▶ **Testo mostrato**:
***

L’iva a “cavallo d’anno”.

Sulla base del sistema normativo fiscale vigente per le fatture “a cavallo d’anno”, non trova applicazione, anzi viene esclusa, la regola generale che consente l’esercizio del diritto alla detrazione per i documenti di acquisto ricevuti e annotati entro il 15 del mese successivo a quello di effettuazione dell’operazione.

Per cui particolare attenzione va posta per le fatture datate dicembre 2019 è pervenute nel 2020. Infatti il comma 1 dell’articolo 1 del D.P.R. n. 100 del 1998 come modificato dall’articolo 14 del D.L. n. 119 del 2018 stabilisce che “Entro il giorno 16 di ciascun mese, il contribuente determina la differenza tra l’ammontare complessivo dell’imposta sul valore aggiunto esigibile nel mese precedente, risultante dalle annotazioni eseguite o da eseguire nei registri relativi alle fatture emesse o ai corrispettivi delle operazioni imponibili, e quello dell’imposta, risultante dalle annotazioni eseguite, nei registri relativi ai beni ed ai servizi acquistati, sulla base dei documenti di acquisto di cui e’ in possesso e per i quali il diritto alla detrazione viene esercitato nello stesso mese ai sensi dell’articolo 19 del decreto del Presidente della Repubblica 26 ottobre 1972, n. 633. ((Entro il medesimo termine di cui al periodo precedente può essere esercitato il diritto alla detrazione dell’imposta relativa ai documenti di acquisto ricevuti e annotati entro il 15 del mese successivo a quello di effettuazione dell’operazione, fatta eccezione per i documenti di acquisto relativi ad operazioni effettuate nell’anno precedente.)) Il contribuente, qualora richiesto dagli organi dell’Amministrazione finanziaria, fornisce gli elementi in base ai quali ha operato la liquidazione periodica.”

Ai sensi dell’articolo 19 del DPR n. 633/72 il diritto alla detrazione dell’IVA sugli acquisti può essere esercitato con:

  • l’esigibilità dell’imposta che si identifica con la data di effettuazione dell’operazione;
  • il momento in cui si realizzano due requisiti: a) sostanziale dell’effettuazione dell’operazione; b) formale di possesso della fattura d’acquisto;
  • la registrata entro il 15 del mese successivo della fattura di acquisto. nel mese precedente la registrazione, qualora l’operazione sia avvenuta nel mese precedente è la fattura ricevuta e registrata entro i primi 15 giorni del mese successivo;
  • la dichiarazione Iva relativa all’anno in cui è ricevuta la fattura esercitando, quindi il diritto alla detrazione, entro il termine di presentazione della summenzionata dichiarazione.

***

▶ **Righe mostrate**:
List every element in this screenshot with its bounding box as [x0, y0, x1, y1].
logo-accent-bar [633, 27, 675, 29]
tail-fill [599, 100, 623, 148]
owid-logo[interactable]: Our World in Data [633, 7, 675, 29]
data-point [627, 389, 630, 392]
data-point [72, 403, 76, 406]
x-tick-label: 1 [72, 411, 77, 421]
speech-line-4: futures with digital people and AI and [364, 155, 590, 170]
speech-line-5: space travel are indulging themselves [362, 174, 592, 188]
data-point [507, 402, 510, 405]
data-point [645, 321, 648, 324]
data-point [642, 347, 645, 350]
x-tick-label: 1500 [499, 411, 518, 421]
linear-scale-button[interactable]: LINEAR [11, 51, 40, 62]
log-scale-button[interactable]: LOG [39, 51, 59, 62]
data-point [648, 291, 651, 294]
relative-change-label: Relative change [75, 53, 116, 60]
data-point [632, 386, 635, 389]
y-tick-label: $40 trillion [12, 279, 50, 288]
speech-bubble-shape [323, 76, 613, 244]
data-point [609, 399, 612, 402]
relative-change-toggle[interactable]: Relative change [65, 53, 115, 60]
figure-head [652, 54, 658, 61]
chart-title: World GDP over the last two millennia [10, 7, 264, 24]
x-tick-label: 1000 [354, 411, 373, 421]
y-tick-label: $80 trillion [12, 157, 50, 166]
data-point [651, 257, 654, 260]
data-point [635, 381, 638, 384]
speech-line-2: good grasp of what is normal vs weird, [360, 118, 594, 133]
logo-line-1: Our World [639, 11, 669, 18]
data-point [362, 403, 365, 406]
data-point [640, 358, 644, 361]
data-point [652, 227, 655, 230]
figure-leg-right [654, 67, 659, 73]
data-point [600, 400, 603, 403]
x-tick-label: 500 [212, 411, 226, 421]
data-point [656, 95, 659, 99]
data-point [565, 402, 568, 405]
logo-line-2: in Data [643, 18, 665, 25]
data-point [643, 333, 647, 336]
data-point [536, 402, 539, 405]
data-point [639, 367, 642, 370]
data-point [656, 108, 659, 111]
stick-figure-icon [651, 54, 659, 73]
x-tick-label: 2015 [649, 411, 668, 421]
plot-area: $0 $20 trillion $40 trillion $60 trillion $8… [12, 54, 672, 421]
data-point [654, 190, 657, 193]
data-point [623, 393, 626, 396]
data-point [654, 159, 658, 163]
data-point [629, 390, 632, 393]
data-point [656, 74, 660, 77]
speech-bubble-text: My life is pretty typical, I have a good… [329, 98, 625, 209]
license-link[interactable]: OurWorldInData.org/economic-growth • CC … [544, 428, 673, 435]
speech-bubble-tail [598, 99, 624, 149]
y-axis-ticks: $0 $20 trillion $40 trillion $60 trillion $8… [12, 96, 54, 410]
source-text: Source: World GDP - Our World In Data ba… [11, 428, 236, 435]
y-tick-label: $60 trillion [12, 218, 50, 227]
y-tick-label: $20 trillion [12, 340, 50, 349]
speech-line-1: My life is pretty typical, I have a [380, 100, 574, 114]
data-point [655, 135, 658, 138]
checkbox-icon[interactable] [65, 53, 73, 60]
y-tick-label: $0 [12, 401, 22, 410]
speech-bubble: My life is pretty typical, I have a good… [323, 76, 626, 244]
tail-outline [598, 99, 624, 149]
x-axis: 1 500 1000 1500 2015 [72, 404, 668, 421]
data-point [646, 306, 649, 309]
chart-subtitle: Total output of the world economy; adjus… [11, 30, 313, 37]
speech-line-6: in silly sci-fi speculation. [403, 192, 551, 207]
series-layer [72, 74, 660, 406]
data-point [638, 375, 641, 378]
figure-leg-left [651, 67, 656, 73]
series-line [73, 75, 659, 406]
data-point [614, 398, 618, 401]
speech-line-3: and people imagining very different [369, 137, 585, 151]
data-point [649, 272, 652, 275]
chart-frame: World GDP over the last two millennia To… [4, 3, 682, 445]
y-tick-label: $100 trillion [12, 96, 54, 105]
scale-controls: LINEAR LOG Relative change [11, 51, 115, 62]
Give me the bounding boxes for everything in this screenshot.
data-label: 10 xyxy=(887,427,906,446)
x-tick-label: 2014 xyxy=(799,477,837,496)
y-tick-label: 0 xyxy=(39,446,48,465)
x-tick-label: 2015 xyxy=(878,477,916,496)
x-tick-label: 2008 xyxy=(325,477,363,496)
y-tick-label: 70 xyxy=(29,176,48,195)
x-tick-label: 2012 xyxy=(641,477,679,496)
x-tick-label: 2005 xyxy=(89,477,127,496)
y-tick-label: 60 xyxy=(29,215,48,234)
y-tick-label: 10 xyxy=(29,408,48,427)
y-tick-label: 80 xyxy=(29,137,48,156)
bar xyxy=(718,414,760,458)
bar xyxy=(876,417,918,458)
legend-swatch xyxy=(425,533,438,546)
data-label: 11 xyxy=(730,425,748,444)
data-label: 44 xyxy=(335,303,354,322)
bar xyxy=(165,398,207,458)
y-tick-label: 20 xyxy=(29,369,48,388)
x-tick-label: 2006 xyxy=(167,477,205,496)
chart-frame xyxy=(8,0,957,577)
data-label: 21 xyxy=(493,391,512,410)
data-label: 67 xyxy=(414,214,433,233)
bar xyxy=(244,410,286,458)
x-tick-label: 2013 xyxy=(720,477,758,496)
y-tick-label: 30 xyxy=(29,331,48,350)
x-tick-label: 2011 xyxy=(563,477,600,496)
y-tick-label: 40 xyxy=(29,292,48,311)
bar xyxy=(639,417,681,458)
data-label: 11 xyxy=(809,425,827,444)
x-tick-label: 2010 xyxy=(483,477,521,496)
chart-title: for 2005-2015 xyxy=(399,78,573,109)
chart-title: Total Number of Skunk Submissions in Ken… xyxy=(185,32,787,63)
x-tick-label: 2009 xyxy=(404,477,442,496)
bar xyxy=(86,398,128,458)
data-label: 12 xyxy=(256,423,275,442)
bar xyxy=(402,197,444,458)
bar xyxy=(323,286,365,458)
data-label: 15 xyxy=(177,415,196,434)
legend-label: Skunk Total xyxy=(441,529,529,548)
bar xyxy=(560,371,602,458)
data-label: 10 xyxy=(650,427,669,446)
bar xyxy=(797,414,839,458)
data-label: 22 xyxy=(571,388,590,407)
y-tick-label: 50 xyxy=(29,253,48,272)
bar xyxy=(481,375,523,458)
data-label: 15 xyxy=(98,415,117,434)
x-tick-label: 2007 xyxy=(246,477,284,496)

***

▶ **Compiti proposti**:
- A) Riporta il brano del testo sull'IVA a cavallo d'anno che parte da "Sulla base del" e termina con "di effettuazione dell’operazione.". Sostituisci "documenti di acquisto" con "fatture di acquisto".
- B) Riscrivi come elenco puntato il paragrafo del testo sull'IVA a cavallo d'anno che comincia con "Per cui particolare attenzione", conservandone i fatti principali.

▶ **Risposte per compito**:
- A)
Sulla base del sistema normativo fiscale vigente per le fatture “a cavallo d’anno”, non trova applicazione, anzi viene esclusa, la regola generale che consente l’esercizio del diritto alla detrazione per i fatture di acquisto ricevuti e annotati entro il 15 del mese successivo a quello di effettuazione dell’operazione.

- B)
- Serve particolare attenzione per le fatture datate dicembre 2019 e pervenute nel 2020.
- La norma è il comma 1 dell'articolo 1 del D.P.R. n. 100 del 1998, modificato dall'articolo 14 del D.L. n. 119 del 2018.
- Entro il 16 di ogni mese il contribuente calcola la differenza fra due importi:
  - l'IVA esigibile nel mese precedente, risultante dai registri delle fatture emesse o dei corrispettivi;
  - l'IVA sugli acquisti annotata nei registri, in base ai documenti di acquisto posseduti per i quali la detrazione si esercita nello stesso mese, ai sensi dell'articolo 19 del D.P.R. n. 633 del 1972.
- Entro lo stesso termine si può detrarre l'imposta dei documenti di acquisto ricevuti e annotati entro il 15 del mese successivo a quello dell'operazione.
- Sono esclusi i documenti relativi a operazioni effettuate nell'anno precedente.
- Se l'Amministrazione finanziaria lo richiede, il contribuente fornisce gli elementi usati per la liquidazione periodica.